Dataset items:
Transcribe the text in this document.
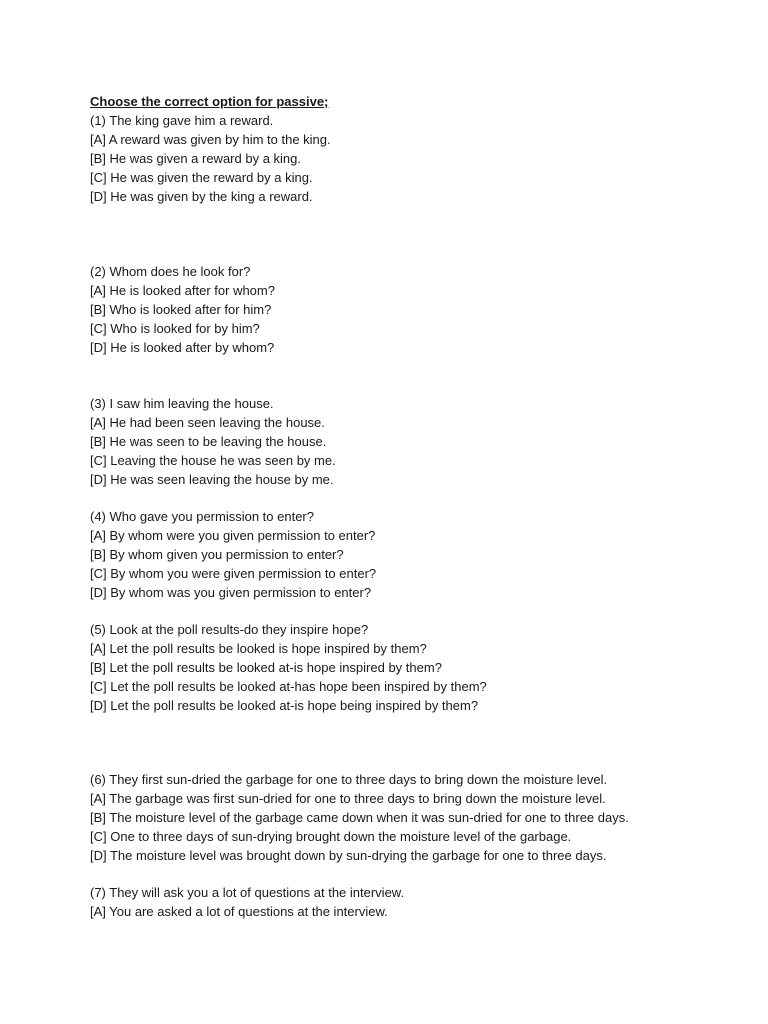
Choose the correct option for passive;
(1) The king gave him a reward.
[A] A reward was given by him to the king.
[B] He was given a reward by a king.
[C] He was given the reward by a king.
[D] He was given by the king a reward.
(2) Whom does he look for?
[A] He is looked after for whom?
[B] Who is looked after for him?
[C] Who is looked for by him?
[D] He is looked after by whom?
(3) I saw him leaving the house.
[A] He had been seen leaving the house.
[B] He was seen to be leaving the house.
[C] Leaving the house he was seen by me.
[D] He was seen leaving the house by me.
(4) Who gave you permission to enter?
[A] By whom were you given permission to enter?
[B] By whom given you permission to enter?
[C] By whom you were given permission to enter?
[D] By whom was you given permission to enter?
(5) Look at the poll results-do they inspire hope?
[A] Let the poll results be looked is hope inspired by them?
[B] Let the poll results be looked at-is hope inspired by them?
[C] Let the poll results be looked at-has hope been inspired by them?
[D] Let the poll results be looked at-is hope being inspired by them?
(6) They first sun-dried the garbage for one to three days to bring down the moisture level.
[A] The garbage was first sun-dried for one to three days to bring down the moisture level.
[B] The moisture level of the garbage came down when it was sun-dried for one to three days.
[C] One to three days of sun-drying brought down the moisture level of the garbage.
[D] The moisture level was brought down by sun-drying the garbage for one to three days.
(7) They will ask you a lot of questions at the interview.
[A] You are asked a lot of questions at the interview.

▸ What the task requires:
Repeat the material above in full and unchanged, minus its images.

▸ Answer to the problem:
Transcribe the text in this document.
Choose the correct option for passive;
(1) The king gave him a reward.
[A] A reward was given by him to the king.
[B] He was given a reward by a king.
[C] He was given the reward by a king.
[D] He was given by the king a reward.
(2) Whom does he look for?
[A] He is looked after for whom?
[B] Who is looked after for him?
[C] Who is looked for by him?
[D] He is looked after by whom?
(3) I saw him leaving the house.
[A] He had been seen leaving the house.
[B] He was seen to be leaving the house.
[C] Leaving the house he was seen by me.
[D] He was seen leaving the house by me.
(4) Who gave you permission to enter?
[A] By whom were you given permission to enter?
[B] By whom given you permission to enter?
[C] By whom you were given permission to enter?
[D] By whom was you given permission to enter?
(5) Look at the poll results-do they inspire hope?
[A] Let the poll results be looked is hope inspired by them?
[B] Let the poll results be looked at-is hope inspired by them?
[C] Let the poll results be looked at-has hope been inspired by them?
[D] Let the poll results be looked at-is hope being inspired by them?
(6) They first sun-dried the garbage for one to three days to bring down the moisture level.
[A] The garbage was first sun-dried for one to three days to bring down the moisture level.
[B] The moisture level of the garbage came down when it was sun-dried for one to three days.
[C] One to three days of sun-drying brought down the moisture level of the garbage.
[D] The moisture level was brought down by sun-drying the garbage for one to three days.
(7) They will ask you a lot of questions at the interview.
[A] You are asked a lot of questions at the interview.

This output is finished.